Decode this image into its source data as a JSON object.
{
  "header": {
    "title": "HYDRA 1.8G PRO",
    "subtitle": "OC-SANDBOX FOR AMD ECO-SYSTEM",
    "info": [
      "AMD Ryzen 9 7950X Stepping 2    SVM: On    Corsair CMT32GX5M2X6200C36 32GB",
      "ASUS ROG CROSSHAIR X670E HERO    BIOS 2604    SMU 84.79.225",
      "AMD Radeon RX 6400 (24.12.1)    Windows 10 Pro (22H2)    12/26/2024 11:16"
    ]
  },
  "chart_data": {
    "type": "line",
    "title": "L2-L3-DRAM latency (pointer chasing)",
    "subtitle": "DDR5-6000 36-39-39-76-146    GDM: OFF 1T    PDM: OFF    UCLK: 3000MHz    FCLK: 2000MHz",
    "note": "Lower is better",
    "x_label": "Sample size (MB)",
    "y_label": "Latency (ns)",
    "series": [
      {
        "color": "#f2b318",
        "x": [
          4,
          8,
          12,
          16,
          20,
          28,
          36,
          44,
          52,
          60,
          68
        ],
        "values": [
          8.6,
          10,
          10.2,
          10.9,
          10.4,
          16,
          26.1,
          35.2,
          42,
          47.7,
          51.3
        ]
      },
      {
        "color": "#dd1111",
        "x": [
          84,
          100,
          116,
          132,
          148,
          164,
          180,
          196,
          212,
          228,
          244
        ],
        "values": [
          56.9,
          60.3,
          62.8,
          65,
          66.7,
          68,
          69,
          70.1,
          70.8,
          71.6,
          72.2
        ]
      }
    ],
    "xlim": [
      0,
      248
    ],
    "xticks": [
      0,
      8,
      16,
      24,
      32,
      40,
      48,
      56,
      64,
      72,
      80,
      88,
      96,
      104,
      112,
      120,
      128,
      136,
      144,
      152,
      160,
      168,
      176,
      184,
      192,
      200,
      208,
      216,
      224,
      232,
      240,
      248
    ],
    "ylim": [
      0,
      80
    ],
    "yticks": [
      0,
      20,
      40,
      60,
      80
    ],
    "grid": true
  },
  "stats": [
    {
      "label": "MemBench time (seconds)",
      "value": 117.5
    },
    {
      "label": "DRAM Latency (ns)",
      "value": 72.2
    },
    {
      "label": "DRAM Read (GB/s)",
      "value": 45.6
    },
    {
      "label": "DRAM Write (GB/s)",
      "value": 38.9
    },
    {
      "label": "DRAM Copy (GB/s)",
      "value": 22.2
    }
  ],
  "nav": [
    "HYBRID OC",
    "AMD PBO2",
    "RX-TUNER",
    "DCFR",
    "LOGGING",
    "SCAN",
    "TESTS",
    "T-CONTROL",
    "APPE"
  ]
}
····················
» **Work to do**:
Repeat the data verbatim.

» **Output of the task**:
Decode this image into its source data as a JSON object.
{
  "header": {
    "title": "HYDRA 1.8G PRO",
    "subtitle": "OC-SANDBOX FOR AMD ECO-SYSTEM",
    "info": [
      "AMD Ryzen 9 7950X Stepping 2    SVM: On    Corsair CMT32GX5M2X6200C36 32GB",
      "ASUS ROG CROSSHAIR X670E HERO    BIOS 2604    SMU 84.79.225",
      "AMD Radeon RX 6400 (24.12.1)    Windows 10 Pro (22H2)    12/26/2024 11:16"
    ]
  },
  "chart_data": {
    "type": "line",
    "title": "L2-L3-DRAM latency (pointer chasing)",
    "subtitle": "DDR5-6000 36-39-39-76-146    GDM: OFF 1T    PDM: OFF    UCLK: 3000MHz    FCLK: 2000MHz",
    "note": "Lower is better",
    "x_label": "Sample size (MB)",
    "y_label": "Latency (ns)",
    "series": [
      {
        "color": "#f2b318",
        "x": [
          4,
          8,
          12,
          16,
          20,
          28,
          36,
          44,
          52,
          60,
          68
        ],
        "values": [
          8.6,
          10,
          10.2,
          10.9,
          10.4,
          16,
          26.1,
          35.2,
          42,
          47.7,
          51.3
        ]
      },
      {
        "color": "#dd1111",
        "x": [
          84,
          100,
          116,
          132,
          148,
          164,
          180,
          196,
          212,
          228,
          244
        ],
        "values": [
          56.9,
          60.3,
          62.8,
          65,
          66.7,
          68,
          69,
          70.1,
          70.8,
          71.6,
          72.2
        ]
      }
    ],
    "xlim": [
      0,
      248
    ],
    "xticks": [
      0,
      8,
      16,
      24,
      32,
      40,
      48,
      56,
      64,
      72,
      80,
      88,
      96,
      104,
      112,
      120,
      128,
      136,
      144,
      152,
      160,
      168,
      176,
      184,
      192,
      200,
      208,
      216,
      224,
      232,
      240,
      248
    ],
    "ylim": [
      0,
      80
    ],
    "yticks": [
      0,
      20,
      40,
      60,
      80
    ],
    "grid": true
  },
  "stats": [
    {
      "label": "MemBench time (seconds)",
      "value": 117.5
    },
    {
      "label": "DRAM Latency (ns)",
      "value": 72.2
    },
    {
      "label": "DRAM Read (GB/s)",
      "value": 45.6
    },
    {
      "label": "DRAM Write (GB/s)",
      "value": 38.9
    },
    {
      "label": "DRAM Copy (GB/s)",
      "value": 22.2
    }
  ],
  "nav": [
    "HYBRID OC",
    "AMD PBO2",
    "RX-TUNER",
    "DCFR",
    "LOGGING",
    "SCAN",
    "TESTS",
    "T-CONTROL",
    "APPE"
  ]
}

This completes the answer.